### TEXT TO READ:
2019-07-26
Some things on the GUID checksum in ZFS pool uberblocks
When I talked about how 'zpool import
' generates its view of a
pool's configuration, I mentioned that an
additional kernel check of the pool configuration is that ZFS
uberblocks have a simple 'checksum' of all of
the GUIDs of the vdev tree. When the kernel is considering
a pool configuration, it rejects it if the sum of the GUIDs in the
vdev tree doesn't match the GUID sum from the uberblock.
(The documentation of the disk format claims that it's only the checksum of the leaf vdevs, but as far as I can see from the code it's all vdevs.)
I was all set to write about how this interacts with the vdev
configurations that are in ZFS labels, but
as it turns out this is no longer applicable. In versions of ZFS
that have better ZFS pool recovery,
the vdev tree that's used is the one that's read from the pool's
Meta Object Set (MOS), not the pool configuration that was passed
in from user level by 'zpool import
'. Any mismatch between the
uberblock GUID sum and the vdev tree GUID sum likely indicates a
serious consistency problem somewhere.

### STATED PROBLEM A:
Reproduce word for word the stretch of the ZFS uberblock GUID checksum text from "I was all set" through "consistency problem somewhere.".
### STATED PROBLEM B:
Carry the text on the GUID checksum in ZFS pool uberblocks forward from its final sentence.

### Layout element annotations:
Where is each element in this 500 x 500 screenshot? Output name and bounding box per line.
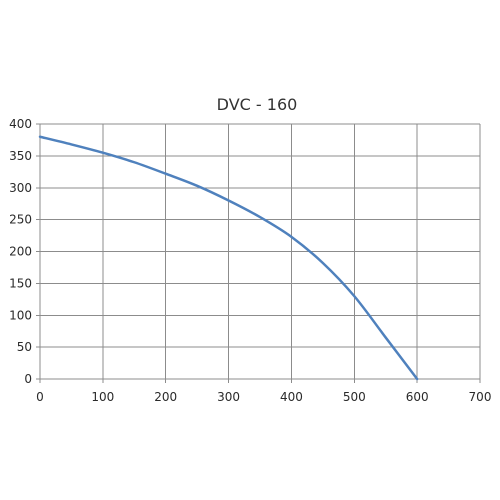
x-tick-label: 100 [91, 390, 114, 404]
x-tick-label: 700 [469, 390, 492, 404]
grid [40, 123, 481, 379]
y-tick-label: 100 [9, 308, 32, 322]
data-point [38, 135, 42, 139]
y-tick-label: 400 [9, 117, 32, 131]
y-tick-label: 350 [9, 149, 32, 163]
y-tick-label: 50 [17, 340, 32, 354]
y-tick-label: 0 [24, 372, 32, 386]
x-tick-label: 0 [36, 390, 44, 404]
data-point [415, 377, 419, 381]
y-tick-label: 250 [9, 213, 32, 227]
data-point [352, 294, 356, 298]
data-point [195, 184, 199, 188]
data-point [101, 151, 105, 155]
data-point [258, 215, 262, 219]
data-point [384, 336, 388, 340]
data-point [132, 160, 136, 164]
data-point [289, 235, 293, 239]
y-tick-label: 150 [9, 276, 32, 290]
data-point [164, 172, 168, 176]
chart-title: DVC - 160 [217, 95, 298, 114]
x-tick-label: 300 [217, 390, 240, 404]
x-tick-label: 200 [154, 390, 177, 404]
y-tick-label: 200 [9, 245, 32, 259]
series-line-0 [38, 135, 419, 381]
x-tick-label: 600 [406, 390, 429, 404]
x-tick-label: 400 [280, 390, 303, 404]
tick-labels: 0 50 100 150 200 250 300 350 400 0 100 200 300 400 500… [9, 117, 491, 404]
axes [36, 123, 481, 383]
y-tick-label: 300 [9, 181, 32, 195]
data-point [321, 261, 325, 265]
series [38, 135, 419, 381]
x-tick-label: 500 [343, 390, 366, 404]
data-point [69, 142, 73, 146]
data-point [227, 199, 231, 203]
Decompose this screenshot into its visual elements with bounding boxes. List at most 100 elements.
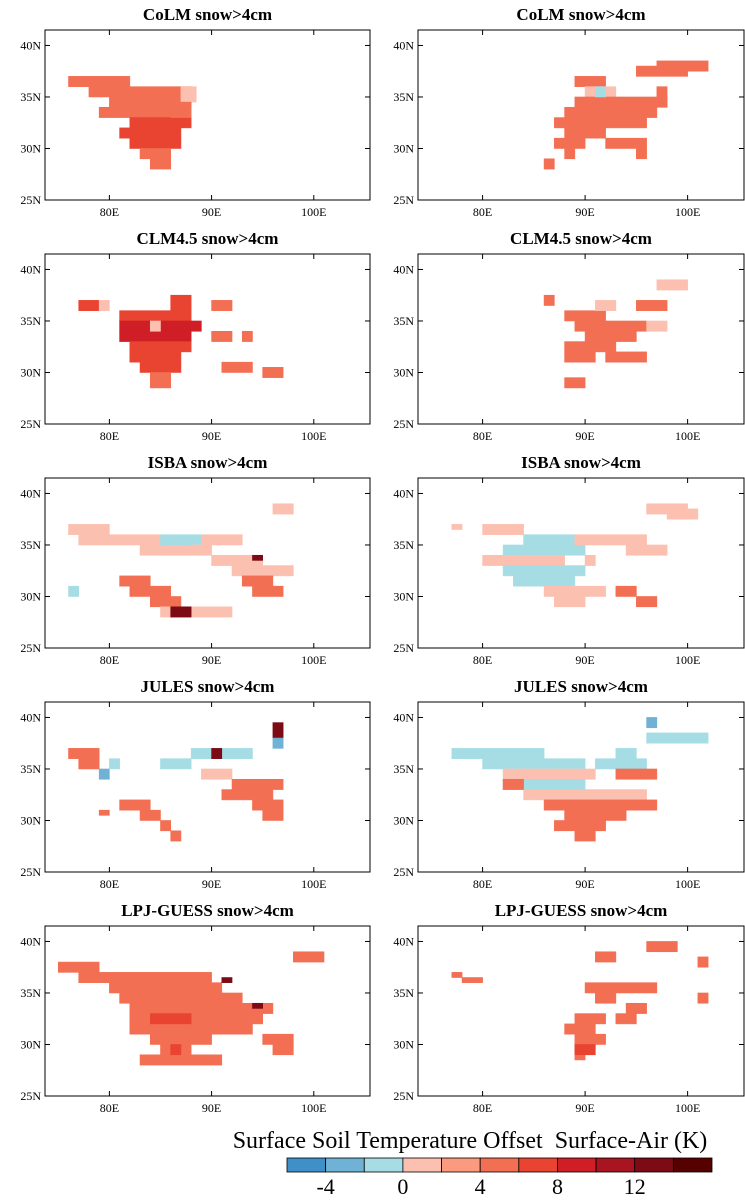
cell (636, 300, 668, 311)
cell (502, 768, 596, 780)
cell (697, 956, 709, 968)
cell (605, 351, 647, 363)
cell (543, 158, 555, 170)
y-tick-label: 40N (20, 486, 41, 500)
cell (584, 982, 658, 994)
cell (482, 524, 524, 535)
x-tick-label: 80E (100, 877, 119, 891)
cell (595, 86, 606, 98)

### ANSWER A:
I was all set to write about how this interacts with the vdev
configurations that are in ZFS labels, but
as it turns out this is no longer applicable. In versions of ZFS
that have better ZFS pool recovery,
the vdev tree that's used is the one that's read from the pool's
Meta Object Set (MOS), not the pool configuration that was passed
in from user level by 'zpool import
'. Any mismatch between the
uberblock GUID sum and the vdev tree GUID sum likely indicates a
serious consistency problem somewhere.

### ANSWER B:
(For the user level vdev tree, the difference between having a vdev's configuration and having all of its disks available is potentially important. As we saw yesterday, the ZFS label of every device that's part of a vdev has a complete copy of that vdev's configuration, including all of the GUIDs of its elements. Given a single intact ZFS label for a vdev, you can construct a configuration with all of the GUIDs filled in and thus pass the uberblock GUID sum validation, even if you don't have enough disks to actually use the vdev.)
The ZFS uberblock update sequence guarantees that the ZFS disk labels and their embedded vdev configurations should always be up to date with the current uberblock's GUID sum. Now that I know about the embedded uberblock GUID sum, it's pretty clear why the uberblock must be synced on all vdevs when the vdev or pool configuration is considered 'dirty'. The moment that the GUID sum of the current vdev tree changes, you'd better update everything to match it.
(The GUID sum changes if any rearrangement of the vdev tree happens.
This includes replacing one disk with another, since each disk has
a unique GUID sum. In case you're curious, the ZFS disk label always
has the full tree for a top level vdev, including the special
'replacing
' and 'spare
' sub-vdevs that show up during these
operations.)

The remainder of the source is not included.